- WHAT THE TASK REQUIRES
Determine how many lines of the entries contain "GREEN". Reply with that number alone.
===== DATA FOR THIS TASK
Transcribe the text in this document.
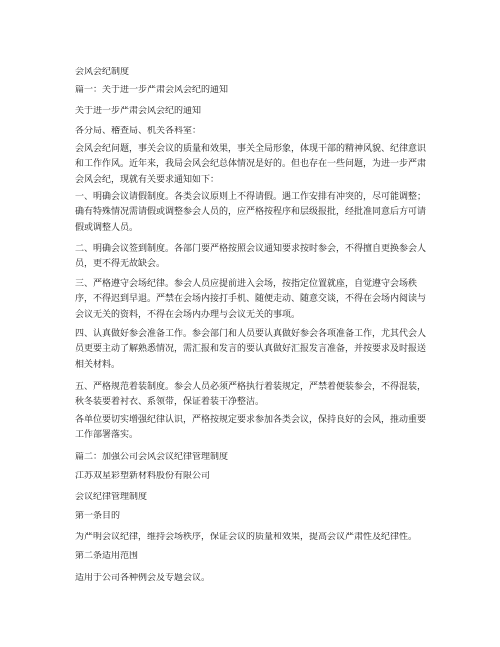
会风会纪制度
篇一：关于进一步严肃会风会纪的通知
关于进一步严肃会风会纪的通知
各分局、稽查局、机关各科室：
会风会纪问题，事关会议的质量和效果，事关全局形象，体现干部的精神风貌、纪律意识和工作作风。近年来，我局会风会纪总体情况是好的。但也存在一些问题，为进一步严肃会风会纪，现就有关要求通知如下：
一、明确会议请假制度。各类会议原则上不得请假。遇工作安排有冲突的，尽可能调整；确有特殊情况需请假或调整参会人员的，应严格按程序和层级报批，经批准同意后方可请假或调整人员。
二、明确会议签到制度。各部门要严格按照会议通知要求按时参会，不得擅自更换参会人员，更不得无故缺会。
三、严格遵守会场纪律。参会人员应提前进入会场，按指定位置就座，自觉遵守会场秩序，不得迟到早退。严禁在会场内接打手机、随便走动、随意交谈，不得在会场内阅读与会议无关的资料，不得在会场内办理与会议无关的事项。
四、认真做好参会准备工作。参会部门和人员要认真做好参会各项准备工作，尤其代会人员更要主动了解熟悉情况，需汇报和发言的要认真做好汇报发言准备，并按要求及时报送相关材料。
五、严格规范着装制度。参会人员必须严格执行着装规定，严禁着便装参会，不得混装，秋冬装要着衬衣、系领带，保证着装干净整洁。
各单位要切实增强纪律认识，严格按规定要求参加各类会议，保持良好的会风，推动重要工作部署落实。
篇二：加强公司会风会议纪律管理制度
江苏双星彩塑新材料股份有限公司
会议纪律管理制度
第一条目的
为严明会议纪律，维持会场秩序，保证会议的质量和效果，提高会议严肃性及纪律性。
第二条适用范围
适用于公司各种例会及专题会议。
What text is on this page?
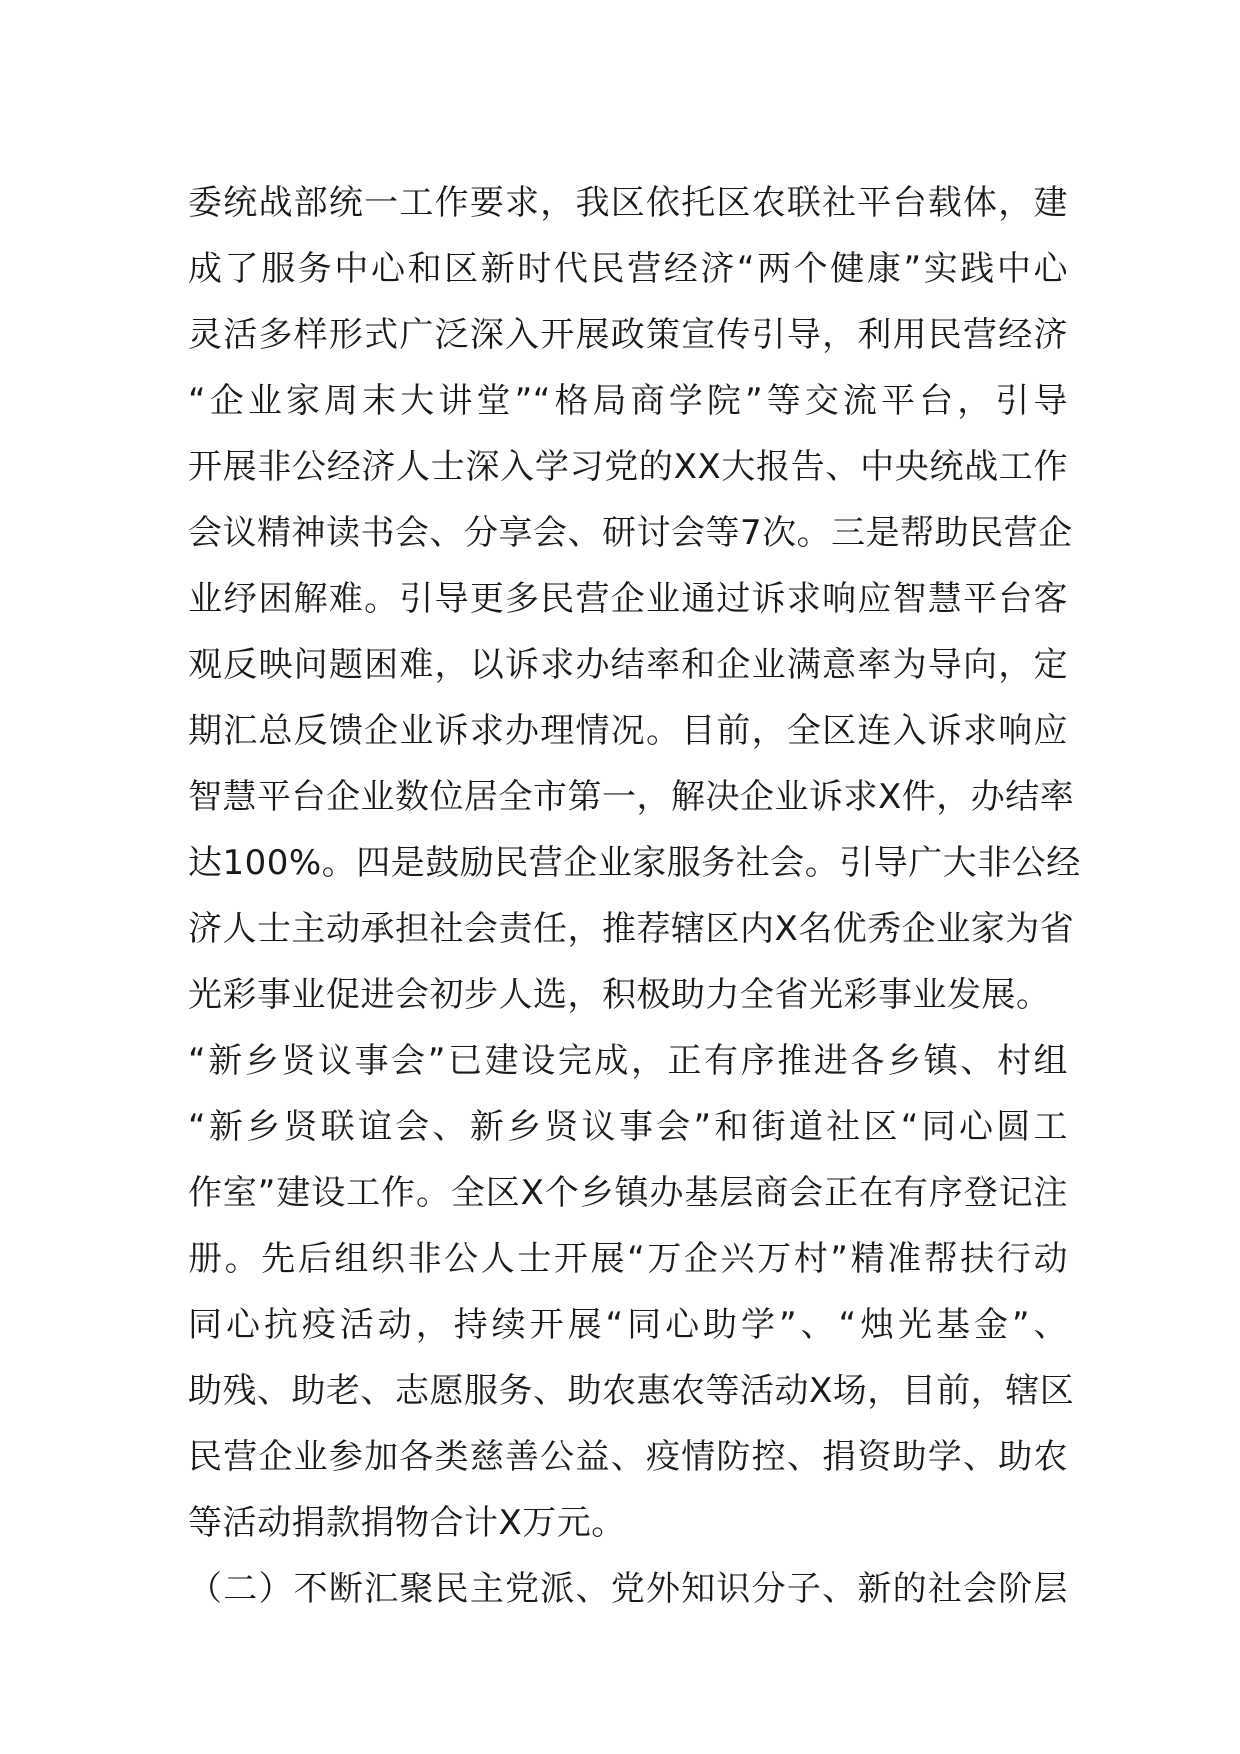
委统战部统一工作要求，我区依托区农联社平台载体，建
成了服务中心和区新时代民营经济“两个健康”实践中心
灵活多样形式广泛深入开展政策宣传引导，利用民营经济
“企业家周末大讲堂”“格局商学院”等交流平台，引导
开展非公经济人士深入学习党的XX大报告、中央统战工作
会议精神读书会、分享会、研讨会等7次。三是帮助民营企
业纾困解难。引导更多民营企业通过诉求响应智慧平台客
观反映问题困难，以诉求办结率和企业满意率为导向，定
期汇总反馈企业诉求办理情况。目前，全区连入诉求响应
智慧平台企业数位居全市第一，解决企业诉求X件，办结率
达100%。四是鼓励民营企业家服务社会。引导广大非公经
济人士主动承担社会责任，推荐辖区内X名优秀企业家为省
光彩事业促进会初步人选，积极助力全省光彩事业发展。
“新乡贤议事会”已建设完成，正有序推进各乡镇、村组
“新乡贤联谊会、新乡贤议事会”和街道社区“同心圆工
作室”建设工作。全区X个乡镇办基层商会正在有序登记注
册。先后组织非公人士开展“万企兴万村”精准帮扶行动
同心抗疫活动，持续开展“同心助学”、“烛光基金”、
助残、助老、志愿服务、助农惠农等活动X场，目前，辖区
民营企业参加各类慈善公益、疫情防控、捐资助学、助农
等活动捐款捐物合计X万元。
（二）不断汇聚民主党派、党外知识分子、新的社会阶层
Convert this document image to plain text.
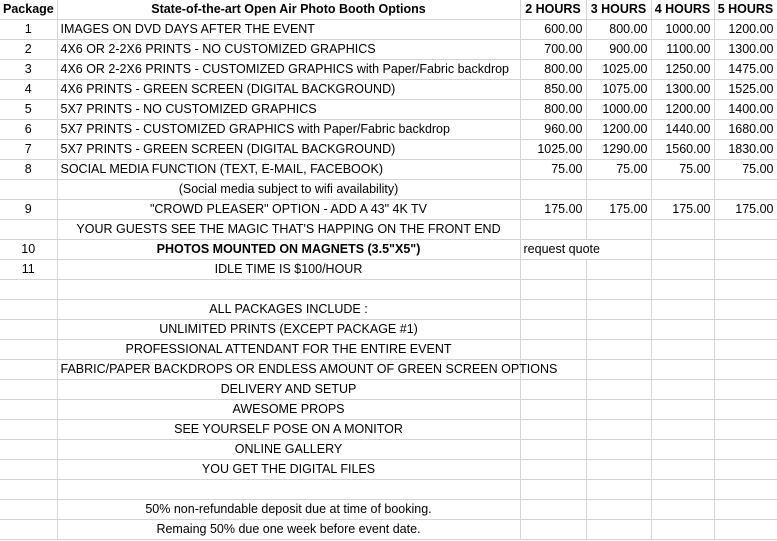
Package	State-of-the-art Open Air Photo Booth Options	2 HOURS	3 HOURS	4 HOURS	5 HOURS
1	IMAGES ON DVD DAYS AFTER THE EVENT	600.00	800.00	1000.00	1200.00
2	4X6 OR 2-2X6 PRINTS - NO CUSTOMIZED GRAPHICS	700.00	900.00	1100.00	1300.00
3	4X6 OR 2-2X6 PRINTS - CUSTOMIZED GRAPHICS with Paper/Fabric backdrop	800.00	1025.00	1250.00	1475.00
4	4X6 PRINTS - GREEN SCREEN (DIGITAL BACKGROUND)	850.00	1075.00	1300.00	1525.00
5	5X7 PRINTS - NO CUSTOMIZED GRAPHICS	800.00	1000.00	1200.00	1400.00
6	5X7 PRINTS - CUSTOMIZED GRAPHICS with Paper/Fabric backdrop	960.00	1200.00	1440.00	1680.00
7	5X7 PRINTS - GREEN SCREEN (DIGITAL BACKGROUND)	1025.00	1290.00	1560.00	1830.00
8	SOCIAL MEDIA FUNCTION (TEXT, E-MAIL, FACEBOOK)	75.00	75.00	75.00	75.00
	(Social media subject to wifi availability)				
9	"CROWD PLEASER" OPTION - ADD A 43" 4K TV	175.00	175.00	175.00	175.00
	YOUR GUESTS SEE THE MAGIC THAT'S HAPPING ON THE FRONT END				
10	PHOTOS MOUNTED ON MAGNETS (3.5"X5")	request quote			
11	IDLE TIME IS $100/HOUR				

	ALL PACKAGES INCLUDE :				
	UNLIMITED PRINTS (EXCEPT PACKAGE #1)				
	PROFESSIONAL ATTENDANT FOR THE ENTIRE EVENT				
	FABRIC/PAPER BACKDROPS OR ENDLESS AMOUNT OF GREEN SCREEN OPTIONS				
	DELIVERY AND SETUP				
	AWESOME PROPS				
	SEE YOURSELF POSE ON A MONITOR				
	ONLINE GALLERY				
	YOU GET THE DIGITAL FILES				

	50% non-refundable deposit due at time of booking.				
	Remaing 50% due one week before event date.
==========
- PROBLEM SOLUTION
3